** start Materials provided **

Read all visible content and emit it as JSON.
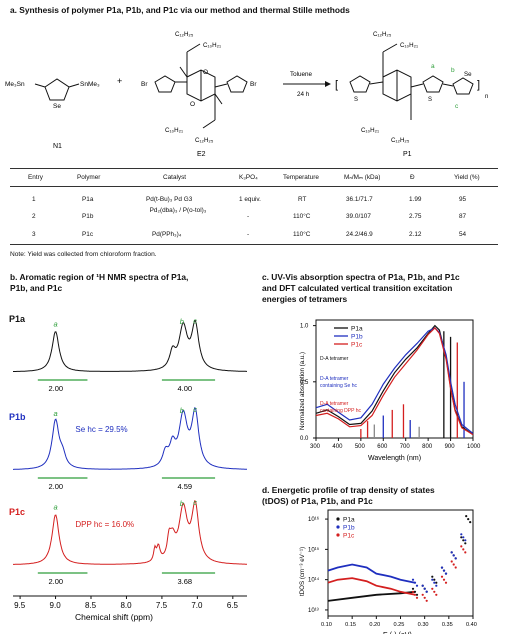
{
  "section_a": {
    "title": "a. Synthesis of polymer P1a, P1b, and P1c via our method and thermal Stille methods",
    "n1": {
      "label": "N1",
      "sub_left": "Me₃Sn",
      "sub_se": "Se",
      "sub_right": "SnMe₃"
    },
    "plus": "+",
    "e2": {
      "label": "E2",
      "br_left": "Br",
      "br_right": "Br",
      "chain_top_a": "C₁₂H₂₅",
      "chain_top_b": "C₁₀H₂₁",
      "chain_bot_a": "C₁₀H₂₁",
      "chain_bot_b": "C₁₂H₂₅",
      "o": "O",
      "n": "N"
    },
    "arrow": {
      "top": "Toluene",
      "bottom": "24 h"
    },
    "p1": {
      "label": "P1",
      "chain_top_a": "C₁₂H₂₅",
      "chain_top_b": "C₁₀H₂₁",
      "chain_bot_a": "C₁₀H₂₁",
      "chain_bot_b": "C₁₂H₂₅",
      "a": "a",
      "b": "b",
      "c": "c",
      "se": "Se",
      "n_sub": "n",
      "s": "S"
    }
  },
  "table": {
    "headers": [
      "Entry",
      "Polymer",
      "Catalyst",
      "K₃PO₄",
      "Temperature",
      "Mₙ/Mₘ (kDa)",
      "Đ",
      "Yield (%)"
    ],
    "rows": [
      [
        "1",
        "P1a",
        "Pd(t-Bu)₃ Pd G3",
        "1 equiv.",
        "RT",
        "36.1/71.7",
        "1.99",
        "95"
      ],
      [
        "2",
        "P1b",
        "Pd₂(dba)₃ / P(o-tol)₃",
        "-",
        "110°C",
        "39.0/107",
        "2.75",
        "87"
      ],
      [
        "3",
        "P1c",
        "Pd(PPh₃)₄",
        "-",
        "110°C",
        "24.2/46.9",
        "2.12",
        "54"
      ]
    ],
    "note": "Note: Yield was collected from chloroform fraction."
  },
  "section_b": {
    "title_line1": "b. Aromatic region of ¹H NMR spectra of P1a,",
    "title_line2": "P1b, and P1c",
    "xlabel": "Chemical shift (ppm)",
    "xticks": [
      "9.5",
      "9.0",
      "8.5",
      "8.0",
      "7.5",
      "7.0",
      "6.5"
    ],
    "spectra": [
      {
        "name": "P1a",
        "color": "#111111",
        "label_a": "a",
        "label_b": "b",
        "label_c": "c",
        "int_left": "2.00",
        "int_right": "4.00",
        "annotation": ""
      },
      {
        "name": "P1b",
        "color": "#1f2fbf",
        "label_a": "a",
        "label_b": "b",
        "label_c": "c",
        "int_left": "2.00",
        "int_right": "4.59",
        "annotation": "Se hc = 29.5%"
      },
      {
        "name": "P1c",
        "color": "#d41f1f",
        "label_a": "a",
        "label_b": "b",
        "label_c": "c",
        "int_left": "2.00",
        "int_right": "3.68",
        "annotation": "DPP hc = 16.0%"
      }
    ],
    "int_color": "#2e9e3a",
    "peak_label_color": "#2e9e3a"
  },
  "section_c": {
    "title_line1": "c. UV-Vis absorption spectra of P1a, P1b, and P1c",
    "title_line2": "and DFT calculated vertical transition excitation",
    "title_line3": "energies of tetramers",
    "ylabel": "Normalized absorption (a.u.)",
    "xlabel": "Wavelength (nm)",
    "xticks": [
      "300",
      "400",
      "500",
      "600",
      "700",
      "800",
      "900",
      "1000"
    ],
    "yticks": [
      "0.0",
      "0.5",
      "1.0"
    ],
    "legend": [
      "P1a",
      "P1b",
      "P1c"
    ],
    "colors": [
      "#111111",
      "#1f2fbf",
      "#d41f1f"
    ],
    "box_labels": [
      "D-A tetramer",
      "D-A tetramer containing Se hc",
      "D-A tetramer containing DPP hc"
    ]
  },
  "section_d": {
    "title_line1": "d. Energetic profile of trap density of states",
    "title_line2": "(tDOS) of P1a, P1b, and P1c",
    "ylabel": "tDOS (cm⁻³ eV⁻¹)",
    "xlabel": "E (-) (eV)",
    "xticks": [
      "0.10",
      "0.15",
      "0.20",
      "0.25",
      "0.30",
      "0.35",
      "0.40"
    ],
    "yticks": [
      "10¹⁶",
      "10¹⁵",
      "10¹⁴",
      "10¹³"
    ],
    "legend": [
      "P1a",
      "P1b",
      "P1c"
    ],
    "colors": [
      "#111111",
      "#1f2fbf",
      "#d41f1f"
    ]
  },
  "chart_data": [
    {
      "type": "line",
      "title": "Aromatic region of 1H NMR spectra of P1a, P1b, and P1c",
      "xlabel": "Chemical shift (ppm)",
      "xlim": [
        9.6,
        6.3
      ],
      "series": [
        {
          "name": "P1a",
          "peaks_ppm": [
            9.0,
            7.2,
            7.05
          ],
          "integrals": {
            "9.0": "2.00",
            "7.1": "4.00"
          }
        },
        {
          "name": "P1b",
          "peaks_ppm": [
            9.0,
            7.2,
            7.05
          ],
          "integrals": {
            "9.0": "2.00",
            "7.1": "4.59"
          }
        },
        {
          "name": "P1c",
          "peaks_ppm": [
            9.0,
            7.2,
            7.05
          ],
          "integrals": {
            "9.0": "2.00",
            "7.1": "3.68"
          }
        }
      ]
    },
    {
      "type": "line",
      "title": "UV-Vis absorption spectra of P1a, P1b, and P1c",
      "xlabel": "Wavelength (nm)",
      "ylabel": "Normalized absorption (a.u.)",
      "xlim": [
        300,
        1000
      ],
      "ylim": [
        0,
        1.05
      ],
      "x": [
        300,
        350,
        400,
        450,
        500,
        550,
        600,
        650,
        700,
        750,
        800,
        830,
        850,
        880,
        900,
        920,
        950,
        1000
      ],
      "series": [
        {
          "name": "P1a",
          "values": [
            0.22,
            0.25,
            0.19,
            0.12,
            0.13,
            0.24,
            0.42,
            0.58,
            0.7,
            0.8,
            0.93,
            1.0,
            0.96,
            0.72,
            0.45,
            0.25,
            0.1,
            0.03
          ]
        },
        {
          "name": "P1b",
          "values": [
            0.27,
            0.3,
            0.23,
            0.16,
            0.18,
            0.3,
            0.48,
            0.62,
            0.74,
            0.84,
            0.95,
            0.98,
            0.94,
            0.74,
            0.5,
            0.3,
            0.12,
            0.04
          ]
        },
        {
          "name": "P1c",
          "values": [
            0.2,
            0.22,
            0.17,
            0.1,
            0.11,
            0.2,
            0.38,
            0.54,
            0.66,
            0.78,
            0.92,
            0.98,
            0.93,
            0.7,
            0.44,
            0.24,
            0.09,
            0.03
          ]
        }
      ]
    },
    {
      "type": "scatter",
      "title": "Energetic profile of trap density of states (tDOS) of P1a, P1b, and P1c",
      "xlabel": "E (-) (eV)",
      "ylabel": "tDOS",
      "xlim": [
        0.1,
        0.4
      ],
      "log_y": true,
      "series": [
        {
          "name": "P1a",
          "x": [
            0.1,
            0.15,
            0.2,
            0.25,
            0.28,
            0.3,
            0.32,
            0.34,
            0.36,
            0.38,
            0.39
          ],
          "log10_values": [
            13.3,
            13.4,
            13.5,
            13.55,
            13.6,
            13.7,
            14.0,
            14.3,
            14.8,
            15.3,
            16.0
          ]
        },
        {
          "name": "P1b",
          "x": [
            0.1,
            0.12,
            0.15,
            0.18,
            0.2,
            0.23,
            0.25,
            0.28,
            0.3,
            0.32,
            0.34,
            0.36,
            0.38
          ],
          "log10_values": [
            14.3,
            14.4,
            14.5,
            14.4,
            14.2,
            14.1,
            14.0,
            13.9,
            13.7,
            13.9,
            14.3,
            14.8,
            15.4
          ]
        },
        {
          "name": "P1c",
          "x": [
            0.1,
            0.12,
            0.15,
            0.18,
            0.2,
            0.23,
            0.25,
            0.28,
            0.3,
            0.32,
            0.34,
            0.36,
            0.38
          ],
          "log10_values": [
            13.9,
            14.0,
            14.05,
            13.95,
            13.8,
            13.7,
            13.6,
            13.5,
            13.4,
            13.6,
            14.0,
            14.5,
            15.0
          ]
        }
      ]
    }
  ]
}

** end Materials provided **

Written instruction: From the entries above, copy every line containing the word "shift".

Answer to the problem:
    "xlabel": "Chemical shift (ppm)",
      "xlabel": "Chemical shift (ppm)",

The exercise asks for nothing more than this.